** start Rows **
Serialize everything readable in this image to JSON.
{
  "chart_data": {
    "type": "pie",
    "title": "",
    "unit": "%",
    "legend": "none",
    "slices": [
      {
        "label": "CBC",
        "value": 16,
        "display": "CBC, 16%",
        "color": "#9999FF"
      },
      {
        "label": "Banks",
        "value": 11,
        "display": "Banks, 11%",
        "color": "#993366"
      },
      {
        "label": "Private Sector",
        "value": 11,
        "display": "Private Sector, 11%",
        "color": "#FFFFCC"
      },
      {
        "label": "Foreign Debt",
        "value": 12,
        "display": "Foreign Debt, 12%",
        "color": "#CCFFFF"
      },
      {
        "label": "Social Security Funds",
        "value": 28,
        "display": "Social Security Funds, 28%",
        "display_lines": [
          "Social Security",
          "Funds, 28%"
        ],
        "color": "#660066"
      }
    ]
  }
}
** end Rows **
Directions for this task
Repeat the records above exactly, from the first line to the last.

Response to this exercise
Serialize everything readable in this image to JSON.
{
  "chart_data": {
    "type": "pie",
    "title": "",
    "unit": "%",
    "legend": "none",
    "slices": [
      {
        "label": "CBC",
        "value": 16,
        "display": "CBC, 16%",
        "color": "#9999FF"
      },
      {
        "label": "Banks",
        "value": 11,
        "display": "Banks, 11%",
        "color": "#993366"
      },
      {
        "label": "Private Sector",
        "value": 11,
        "display": "Private Sector, 11%",
        "color": "#FFFFCC"
      },
      {
        "label": "Foreign Debt",
        "value": 12,
        "display": "Foreign Debt, 12%",
        "color": "#CCFFFF"
      },
      {
        "label": "Social Security Funds",
        "value": 28,
        "display": "Social Security Funds, 28%",
        "display_lines": [
          "Social Security",
          "Funds, 28%"
        ],
        "color": "#660066"
      }
    ]
  }
}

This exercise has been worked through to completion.